## Set problem
Transcribe every entry below word for word, but skip the pictures.

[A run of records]
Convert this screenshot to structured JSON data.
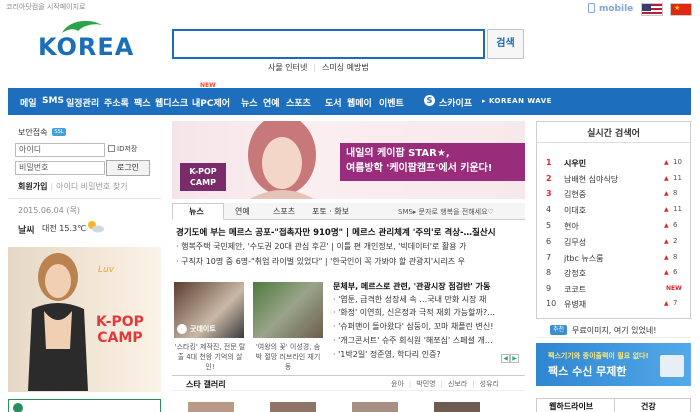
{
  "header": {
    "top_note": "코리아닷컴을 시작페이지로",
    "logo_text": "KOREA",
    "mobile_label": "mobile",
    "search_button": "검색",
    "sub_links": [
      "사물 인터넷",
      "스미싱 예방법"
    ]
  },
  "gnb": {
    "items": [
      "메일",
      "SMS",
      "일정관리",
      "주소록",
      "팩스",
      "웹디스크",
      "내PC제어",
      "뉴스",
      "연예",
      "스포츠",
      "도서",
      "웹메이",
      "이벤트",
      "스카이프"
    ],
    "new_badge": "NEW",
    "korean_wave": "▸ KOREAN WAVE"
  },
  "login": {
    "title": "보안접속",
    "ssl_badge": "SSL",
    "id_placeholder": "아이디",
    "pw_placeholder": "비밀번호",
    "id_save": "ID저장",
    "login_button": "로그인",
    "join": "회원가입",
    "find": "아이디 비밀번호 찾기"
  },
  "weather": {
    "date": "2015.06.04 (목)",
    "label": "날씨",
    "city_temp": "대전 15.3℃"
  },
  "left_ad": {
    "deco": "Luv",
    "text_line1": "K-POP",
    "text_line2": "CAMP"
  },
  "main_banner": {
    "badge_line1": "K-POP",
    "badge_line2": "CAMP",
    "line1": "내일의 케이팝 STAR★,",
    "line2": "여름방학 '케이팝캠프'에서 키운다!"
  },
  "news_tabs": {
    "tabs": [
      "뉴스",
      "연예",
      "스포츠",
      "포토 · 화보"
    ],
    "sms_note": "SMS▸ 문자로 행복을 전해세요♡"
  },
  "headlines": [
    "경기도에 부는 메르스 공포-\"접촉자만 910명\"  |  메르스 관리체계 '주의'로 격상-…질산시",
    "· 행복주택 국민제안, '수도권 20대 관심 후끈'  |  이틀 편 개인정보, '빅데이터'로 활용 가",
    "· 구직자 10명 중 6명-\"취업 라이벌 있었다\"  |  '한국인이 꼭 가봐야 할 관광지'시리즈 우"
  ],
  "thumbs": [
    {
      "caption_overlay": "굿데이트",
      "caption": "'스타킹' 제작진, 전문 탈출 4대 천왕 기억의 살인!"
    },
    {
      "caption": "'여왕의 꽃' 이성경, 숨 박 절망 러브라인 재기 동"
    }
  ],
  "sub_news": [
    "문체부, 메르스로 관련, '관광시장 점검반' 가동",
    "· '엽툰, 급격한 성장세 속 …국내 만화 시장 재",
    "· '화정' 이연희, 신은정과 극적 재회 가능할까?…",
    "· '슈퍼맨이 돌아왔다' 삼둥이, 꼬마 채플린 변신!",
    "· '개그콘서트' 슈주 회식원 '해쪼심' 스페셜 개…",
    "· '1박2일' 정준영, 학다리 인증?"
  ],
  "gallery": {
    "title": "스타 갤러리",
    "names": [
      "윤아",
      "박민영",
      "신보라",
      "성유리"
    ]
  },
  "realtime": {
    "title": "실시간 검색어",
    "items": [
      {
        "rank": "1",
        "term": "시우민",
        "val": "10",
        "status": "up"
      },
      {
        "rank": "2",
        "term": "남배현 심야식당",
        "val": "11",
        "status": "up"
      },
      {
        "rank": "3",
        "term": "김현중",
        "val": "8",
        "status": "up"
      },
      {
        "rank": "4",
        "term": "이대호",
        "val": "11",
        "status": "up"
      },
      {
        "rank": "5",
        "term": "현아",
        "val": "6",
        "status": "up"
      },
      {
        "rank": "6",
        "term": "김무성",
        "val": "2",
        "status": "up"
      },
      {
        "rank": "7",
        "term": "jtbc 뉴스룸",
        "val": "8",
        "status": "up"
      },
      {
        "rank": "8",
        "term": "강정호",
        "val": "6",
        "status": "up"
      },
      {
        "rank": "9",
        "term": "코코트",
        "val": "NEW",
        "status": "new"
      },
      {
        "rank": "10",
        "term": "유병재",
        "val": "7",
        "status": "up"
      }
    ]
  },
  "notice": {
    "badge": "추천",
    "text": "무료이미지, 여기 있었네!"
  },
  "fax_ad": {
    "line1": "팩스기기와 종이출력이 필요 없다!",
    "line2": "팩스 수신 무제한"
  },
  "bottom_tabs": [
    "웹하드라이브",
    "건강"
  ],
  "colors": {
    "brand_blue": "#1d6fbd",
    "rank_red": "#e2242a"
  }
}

## Task answer
Convert this screenshot to structured JSON data.
{
  "header": {
    "top_note": "코리아닷컴을 시작페이지로",
    "logo_text": "KOREA",
    "mobile_label": "mobile",
    "search_button": "검색",
    "sub_links": [
      "사물 인터넷",
      "스미싱 예방법"
    ]
  },
  "gnb": {
    "items": [
      "메일",
      "SMS",
      "일정관리",
      "주소록",
      "팩스",
      "웹디스크",
      "내PC제어",
      "뉴스",
      "연예",
      "스포츠",
      "도서",
      "웹메이",
      "이벤트",
      "스카이프"
    ],
    "new_badge": "NEW",
    "korean_wave": "▸ KOREAN WAVE"
  },
  "login": {
    "title": "보안접속",
    "ssl_badge": "SSL",
    "id_placeholder": "아이디",
    "pw_placeholder": "비밀번호",
    "id_save": "ID저장",
    "login_button": "로그인",
    "join": "회원가입",
    "find": "아이디 비밀번호 찾기"
  },
  "weather": {
    "date": "2015.06.04 (목)",
    "label": "날씨",
    "city_temp": "대전 15.3℃"
  },
  "left_ad": {
    "deco": "Luv",
    "text_line1": "K-POP",
    "text_line2": "CAMP"
  },
  "main_banner": {
    "badge_line1": "K-POP",
    "badge_line2": "CAMP",
    "line1": "내일의 케이팝 STAR★,",
    "line2": "여름방학 '케이팝캠프'에서 키운다!"
  },
  "news_tabs": {
    "tabs": [
      "뉴스",
      "연예",
      "스포츠",
      "포토 · 화보"
    ],
    "sms_note": "SMS▸ 문자로 행복을 전해세요♡"
  },
  "headlines": [
    "경기도에 부는 메르스 공포-\"접촉자만 910명\"  |  메르스 관리체계 '주의'로 격상-…질산시",
    "· 행복주택 국민제안, '수도권 20대 관심 후끈'  |  이틀 편 개인정보, '빅데이터'로 활용 가",
    "· 구직자 10명 중 6명-\"취업 라이벌 있었다\"  |  '한국인이 꼭 가봐야 할 관광지'시리즈 우"
  ],
  "thumbs": [
    {
      "caption_overlay": "굿데이트",
      "caption": "'스타킹' 제작진, 전문 탈출 4대 천왕 기억의 살인!"
    },
    {
      "caption": "'여왕의 꽃' 이성경, 숨 박 절망 러브라인 재기 동"
    }
  ],
  "sub_news": [
    "문체부, 메르스로 관련, '관광시장 점검반' 가동",
    "· '엽툰, 급격한 성장세 속 …국내 만화 시장 재",
    "· '화정' 이연희, 신은정과 극적 재회 가능할까?…",
    "· '슈퍼맨이 돌아왔다' 삼둥이, 꼬마 채플린 변신!",
    "· '개그콘서트' 슈주 회식원 '해쪼심' 스페셜 개…",
    "· '1박2일' 정준영, 학다리 인증?"
  ],
  "gallery": {
    "title": "스타 갤러리",
    "names": [
      "윤아",
      "박민영",
      "신보라",
      "성유리"
    ]
  },
  "realtime": {
    "title": "실시간 검색어",
    "items": [
      {
        "rank": "1",
        "term": "시우민",
        "val": "10",
        "status": "up"
      },
      {
        "rank": "2",
        "term": "남배현 심야식당",
        "val": "11",
        "status": "up"
      },
      {
        "rank": "3",
        "term": "김현중",
        "val": "8",
        "status": "up"
      },
      {
        "rank": "4",
        "term": "이대호",
        "val": "11",
        "status": "up"
      },
      {
        "rank": "5",
        "term": "현아",
        "val": "6",
        "status": "up"
      },
      {
        "rank": "6",
        "term": "김무성",
        "val": "2",
        "status": "up"
      },
      {
        "rank": "7",
        "term": "jtbc 뉴스룸",
        "val": "8",
        "status": "up"
      },
      {
        "rank": "8",
        "term": "강정호",
        "val": "6",
        "status": "up"
      },
      {
        "rank": "9",
        "term": "코코트",
        "val": "NEW",
        "status": "new"
      },
      {
        "rank": "10",
        "term": "유병재",
        "val": "7",
        "status": "up"
      }
    ]
  },
  "notice": {
    "badge": "추천",
    "text": "무료이미지, 여기 있었네!"
  },
  "fax_ad": {
    "line1": "팩스기기와 종이출력이 필요 없다!",
    "line2": "팩스 수신 무제한"
  },
  "bottom_tabs": [
    "웹하드라이브",
    "건강"
  ],
  "colors": {
    "brand_blue": "#1d6fbd",
    "rank_red": "#e2242a"
  }
}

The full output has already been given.